Given task. Wherever the string "разрабатывается" appears in the listing, copy that line.

# start of Records shown

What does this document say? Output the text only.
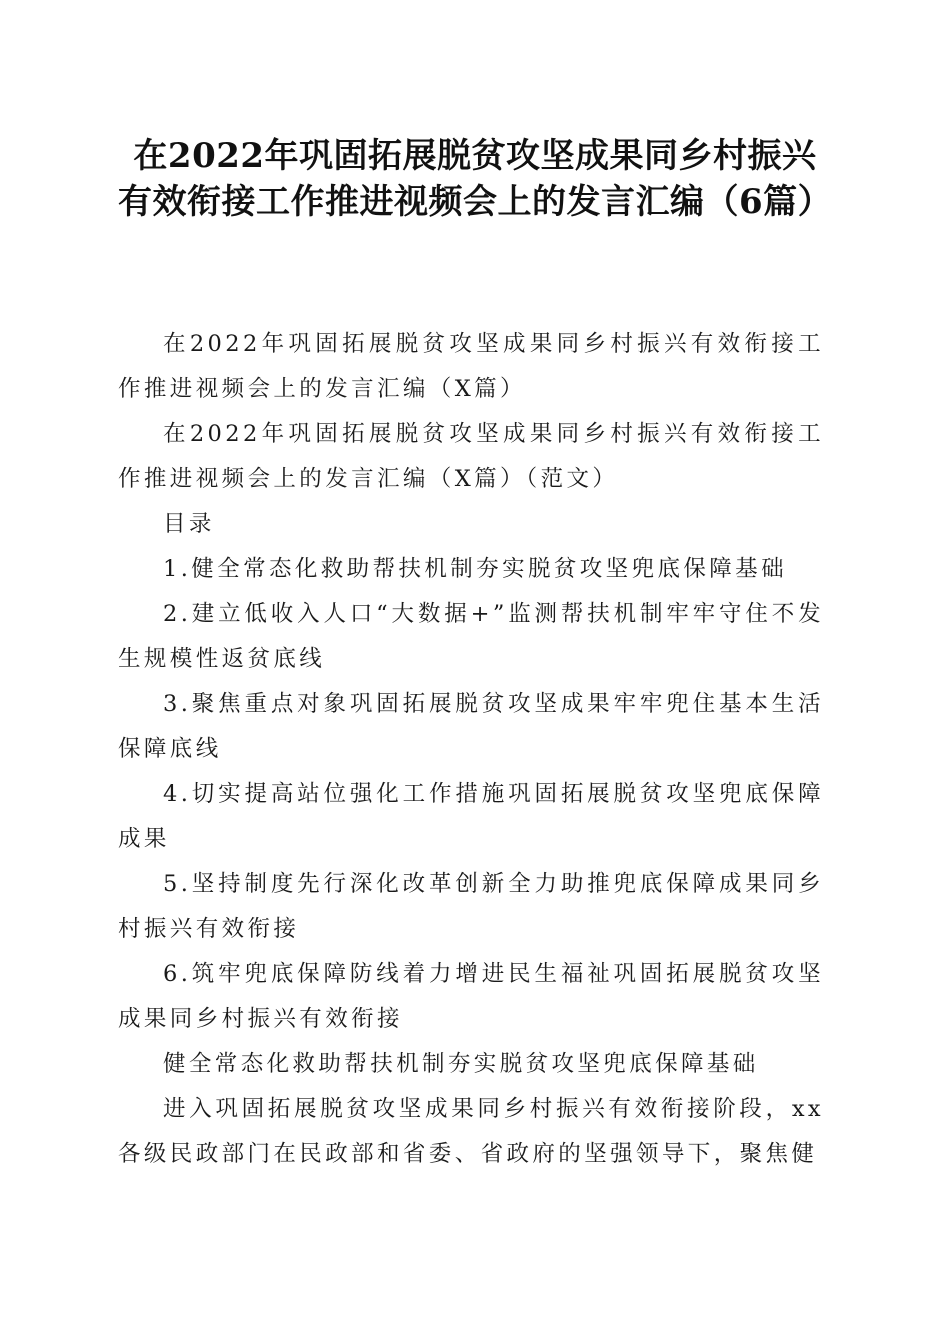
在2022年巩固拓展脱贫攻坚成果同乡村振兴有效衔接工作推进视频会上的发言汇编（6篇）

在2022年巩固拓展脱贫攻坚成果同乡村振兴有效衔接工作推进视频会上的发言汇编（X篇）

在2022年巩固拓展脱贫攻坚成果同乡村振兴有效衔接工作推进视频会上的发言汇编（X篇）（范文）

目录

1.健全常态化救助帮扶机制夯实脱贫攻坚兜底保障基础

2.建立低收入人口“大数据+”监测帮扶机制牢牢守住不发生规模性返贫底线

3.聚焦重点对象巩固拓展脱贫攻坚成果牢牢兜住基本生活保障底线

4.切实提高站位强化工作措施巩固拓展脱贫攻坚兜底保障成果

5.坚持制度先行深化改革创新全力助推兜底保障成果同乡村振兴有效衔接

6.筑牢兜底保障防线着力增进民生福祉巩固拓展脱贫攻坚成果同乡村振兴有效衔接

健全常态化救助帮扶机制夯实脱贫攻坚兜底保障基础

进入巩固拓展脱贫攻坚成果同乡村振兴有效衔接阶段，xx各级民政部门在民政部和省委、省政府的坚强领导下，聚焦健
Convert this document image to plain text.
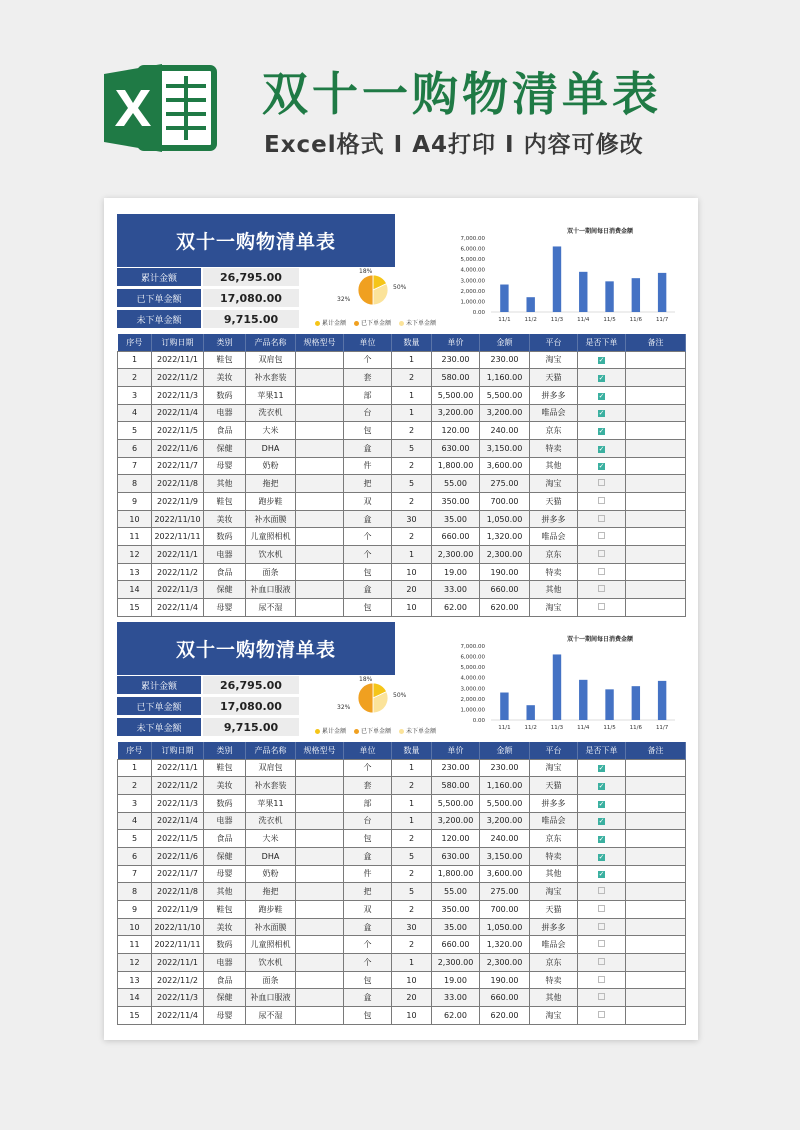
双十一购物清单表
Excel格式 I A4打印 I 内容可修改
双十一购物清单表
累计金额	26,795.00
已下单金额	17,080.00
未下单金额	9,715.00
18%
32%
50%
累计金额	已下单金额	未下单金额
双十一期间每日消费金额
0.00
1,000.00
2,000.00
3,000.00
4,000.00
5,000.00
6,000.00
7,000.00
11/1	11/2	11/3	11/4	11/5	11/6	11/7
序号	订购日期	类别	产品名称	规格型号	单位	数量	单价	金额	平台	是否下单	备注
1	2022/11/1	鞋包	双肩包		个	1	230.00	230.00	淘宝	✓	
2	2022/11/2	美妆	补水套装		套	2	580.00	1,160.00	天猫	✓	
3	2022/11/3	数码	苹果11		部	1	5,500.00	5,500.00	拼多多	✓	
4	2022/11/4	电器	洗衣机		台	1	3,200.00	3,200.00	唯品会	✓	
5	2022/11/5	食品	大米		包	2	120.00	240.00	京东	✓	
6	2022/11/6	保健	DHA		盒	5	630.00	3,150.00	特卖	✓	
7	2022/11/7	母婴	奶粉		件	2	1,800.00	3,600.00	其他	✓	
8	2022/11/8	其他	拖把		把	5	55.00	275.00	淘宝		
9	2022/11/9	鞋包	跑步鞋		双	2	350.00	700.00	天猫		
10	2022/11/10	美妆	补水面膜		盒	30	35.00	1,050.00	拼多多		
11	2022/11/11	数码	儿童照相机		个	2	660.00	1,320.00	唯品会		
12	2022/11/1	电器	饮水机		个	1	2,300.00	2,300.00	京东		
13	2022/11/2	食品	面条		包	10	19.00	190.00	特卖		
14	2022/11/3	保健	补血口服液		盒	20	33.00	660.00	其他		
15	2022/11/4	母婴	尿不湿		包	10	62.00	620.00	淘宝		
双十一购物清单表
累计金额	26,795.00
已下单金额	17,080.00
未下单金额	9,715.00
18%
32%
50%
累计金额	已下单金额	未下单金额
双十一期间每日消费金额
0.00
1,000.00
2,000.00
3,000.00
4,000.00
5,000.00
6,000.00
7,000.00
11/1	11/2	11/3	11/4	11/5	11/6	11/7
序号	订购日期	类别	产品名称	规格型号	单位	数量	单价	金额	平台	是否下单	备注
1	2022/11/1	鞋包	双肩包		个	1	230.00	230.00	淘宝	✓	
2	2022/11/2	美妆	补水套装		套	2	580.00	1,160.00	天猫	✓	
3	2022/11/3	数码	苹果11		部	1	5,500.00	5,500.00	拼多多	✓	
4	2022/11/4	电器	洗衣机		台	1	3,200.00	3,200.00	唯品会	✓	
5	2022/11/5	食品	大米		包	2	120.00	240.00	京东	✓	
6	2022/11/6	保健	DHA		盒	5	630.00	3,150.00	特卖	✓	
7	2022/11/7	母婴	奶粉		件	2	1,800.00	3,600.00	其他	✓	
8	2022/11/8	其他	拖把		把	5	55.00	275.00	淘宝		
9	2022/11/9	鞋包	跑步鞋		双	2	350.00	700.00	天猫		
10	2022/11/10	美妆	补水面膜		盒	30	35.00	1,050.00	拼多多		
11	2022/11/11	数码	儿童照相机		个	2	660.00	1,320.00	唯品会		
12	2022/11/1	电器	饮水机		个	1	2,300.00	2,300.00	京东		
13	2022/11/2	食品	面条		包	10	19.00	190.00	特卖		
14	2022/11/3	保健	补血口服液		盒	20	33.00	660.00	其他		
15	2022/11/4	母婴	尿不湿		包	10	62.00	620.00	淘宝		
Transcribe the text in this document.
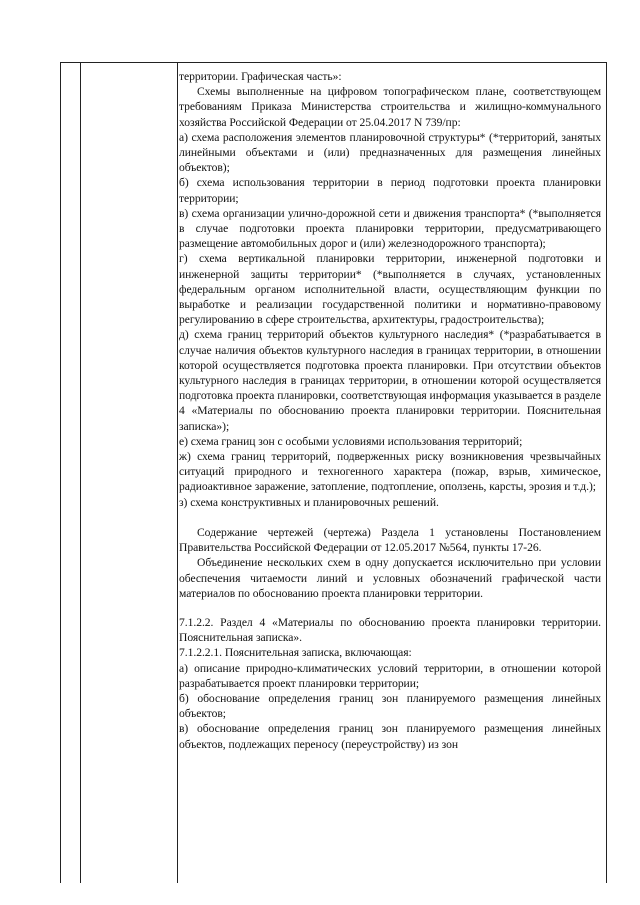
территории. Графическая часть»:

Схемы выполненные на цифровом топографическом плане, соответствующем требованиям Приказа Министерства строительства и жилищно-коммунального хозяйства Российской Федерации от 25.04.2017 N 739/пр:

а) схема расположения элементов планировочной структуры* (*территорий, занятых линейными объектами и (или) предназначенных для размещения линейных объектов);

б) схема использования территории в период подготовки проекта планировки территории;

в) схема организации улично-дорожной сети и движения транспорта* (*выполняется в случае подготовки проекта планировки территории, предусматривающего размещение автомобильных дорог и (или) железнодорожного транспорта);

г) схема вертикальной планировки территории, инженерной подготовки и инженерной защиты территории* (*выполняется в случаях, установленных федеральным органом исполнительной власти, осуществляющим функции по выработке и реализации государственной политики и нормативно-правовому регулированию в сфере строительства, архитектуры, градостроительства);

д) схема границ территорий объектов культурного наследия* (*разрабатывается в случае наличия объектов культурного наследия в границах территории, в отношении которой осуществляется подготовка проекта планировки. При отсутствии объектов культурного наследия в границах территории, в отношении которой осуществляется подготовка проекта планировки, соответствующая информация указывается в разделе 4 «Материалы по обоснованию проекта планировки территории. Пояснительная записка»);

е) схема границ зон с особыми условиями использования территорий;

ж) схема границ территорий, подверженных риску возникновения чрезвычайных ситуаций природного и техногенного характера (пожар, взрыв, химическое, радиоактивное заражение, затопление, подтопление, оползень, карсты, эрозия и т.д.);

з) схема конструктивных и планировочных решений.

Содержание чертежей (чертежа) Раздела 1 установлены Постановлением Правительства Российской Федерации от 12.05.2017 №564, пункты 17-26.

Объединение нескольких схем в одну допускается исключительно при условии обеспечения читаемости линий и условных обозначений графической части материалов по обоснованию проекта планировки территории.

7.1.2.2. Раздел 4 «Материалы по обоснованию проекта планировки территории. Пояснительная записка».

7.1.2.2.1. Пояснительная записка, включающая:

а) описание природно-климатических условий территории, в отношении которой разрабатывается проект планировки территории;

б) обоснование определения границ зон планируемого размещения линейных объектов;

в) обоснование определения границ зон планируемого размещения линейных объектов, подлежащих переносу (переустройству) из зон
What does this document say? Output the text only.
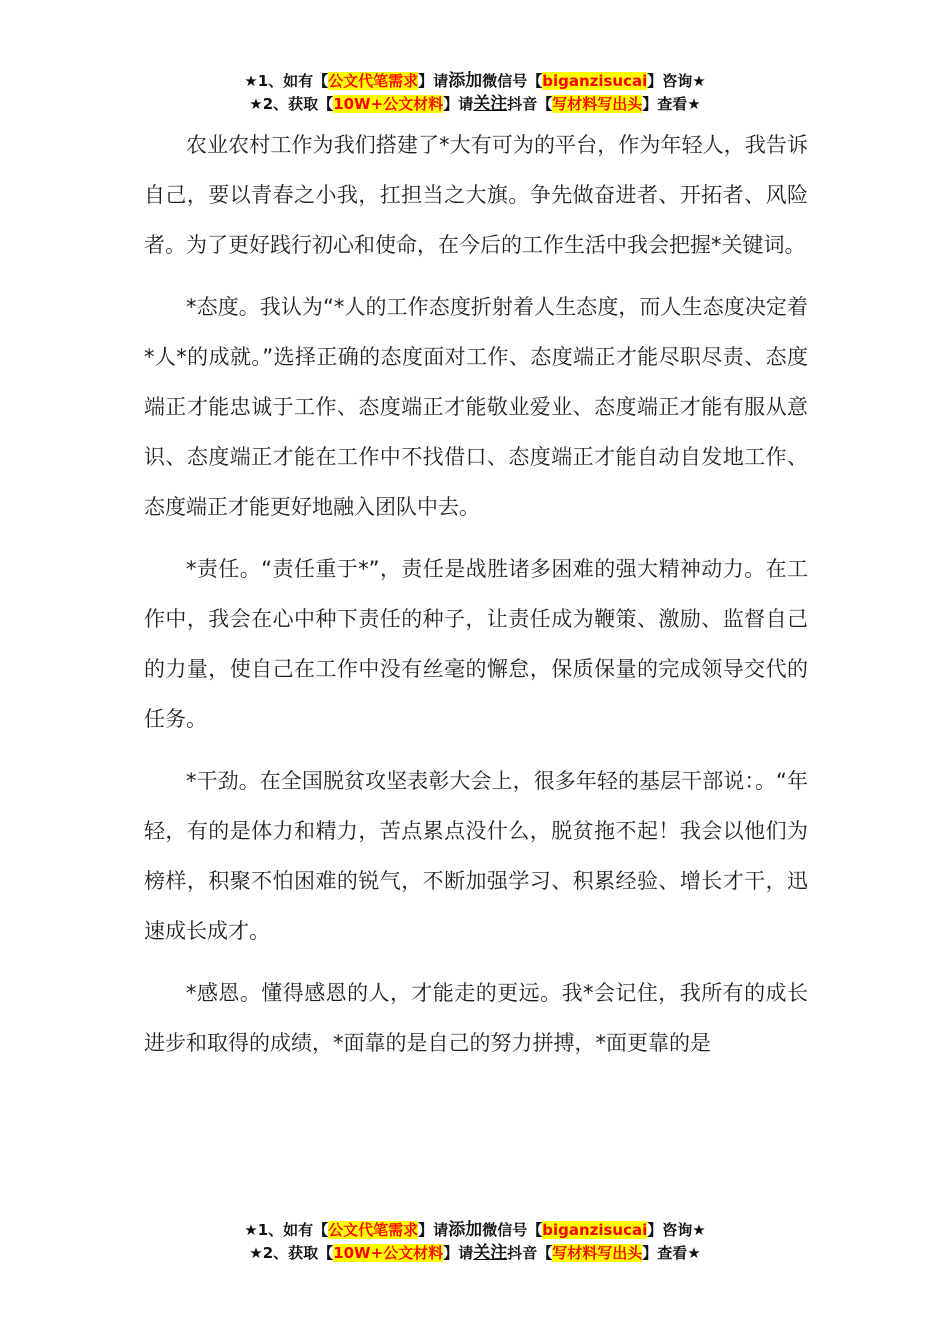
★1、如有【公文代笔需求】请添加微信号【biganzisucai】咨询★
★2、获取【10W+公文材料】请关注抖音【写材料写出头】查看★

农业农村工作为我们搭建了*大有可为的平台，作为年轻人，我告诉自己，要以青春之小我，扛担当之大旗。争先做奋进者、开拓者、风险者。为了更好践行初心和使命，在今后的工作生活中我会把握*关键词。

*态度。我认为“*人的工作态度折射着人生态度，而人生态度决定着*人*的成就。”选择正确的态度面对工作、态度端正才能尽职尽责、态度端正才能忠诚于工作、态度端正才能敬业爱业、态度端正才能有服从意识、态度端正才能在工作中不找借口、态度端正才能自动自发地工作、态度端正才能更好地融入团队中去。

*责任。“责任重于*”，责任是战胜诸多困难的强大精神动力。在工作中，我会在心中种下责任的种子，让责任成为鞭策、激励、监督自己的力量，使自己在工作中没有丝毫的懈怠，保质保量的完成领导交代的任务。

*干劲。在全国脱贫攻坚表彰大会上，很多年轻的基层干部说：。“年轻，有的是体力和精力，苦点累点没什么，脱贫拖不起！我会以他们为榜样，积聚不怕困难的锐气，不断加强学习、积累经验、增长才干，迅速成长成才。

*感恩。懂得感恩的人，才能走的更远。我*会记住，我所有的成长进步和取得的成绩，*面靠的是自己的努力拼搏，*面更靠的是

★1、如有【公文代笔需求】请添加微信号【biganzisucai】咨询★
★2、获取【10W+公文材料】请关注抖音【写材料写出头】查看★
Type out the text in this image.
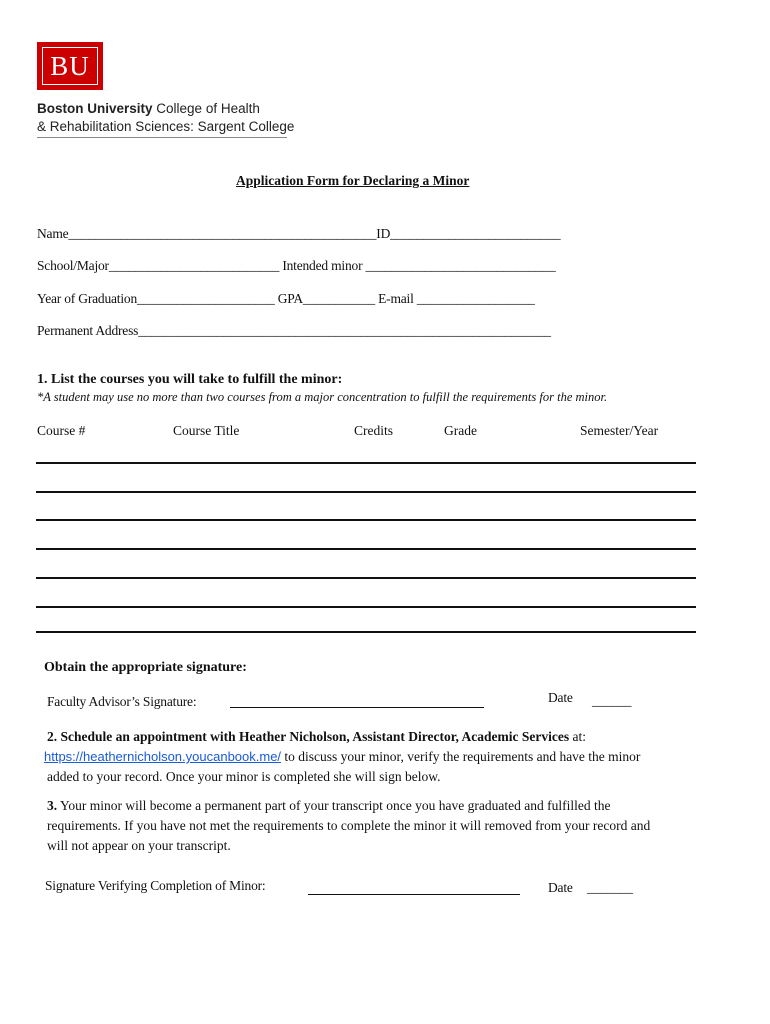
BU
Boston University College of Health
& Rehabilitation Sciences: Sargent College
Application Form for Declaring a Minor
Name_______________________________________________ID__________________________
School/Major__________________________ Intended minor _____________________________
Year of Graduation_____________________ GPA___________ E-mail __________________
Permanent Address_______________________________________________________________
1. List the courses you will take to fulfill the minor:
*A student may use no more than two courses from a major concentration to fulfill the requirements for the minor.
Course #	Course Title	Credits	Grade	Semester/Year
Obtain the appropriate signature:
Faculty Advisor’s Signature:	Date ______
2. Schedule an appointment with Heather Nicholson, Assistant Director, Academic Services at:
https://heathernicholson.youcanbook.me/ to discuss your minor, verify the requirements and have the minor
added to your record. Once your minor is completed she will sign below.
3. Your minor will become a permanent part of your transcript once you have graduated and fulfilled the
requirements. If you have not met the requirements to complete the minor it will removed from your record and
will not appear on your transcript.
Signature Verifying Completion of Minor:	Date _______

# end of Records shown

Result of this task.
д) схема границ территорий объектов культурного наследия* (*разрабатывается в случае наличия объектов культурного наследия в границах территории, в отношении которой осуществляется подготовка проекта планировки. При отсутствии объектов культурного наследия в границах территории, в отношении которой осуществляется подготовка проекта планировки, соответствующая информация указывается в разделе 4 «Материалы по обоснованию проекта планировки территории. Пояснительная записка»);
а) описание природно-климатических условий территории, в отношении которой разрабатывается проект планировки территории;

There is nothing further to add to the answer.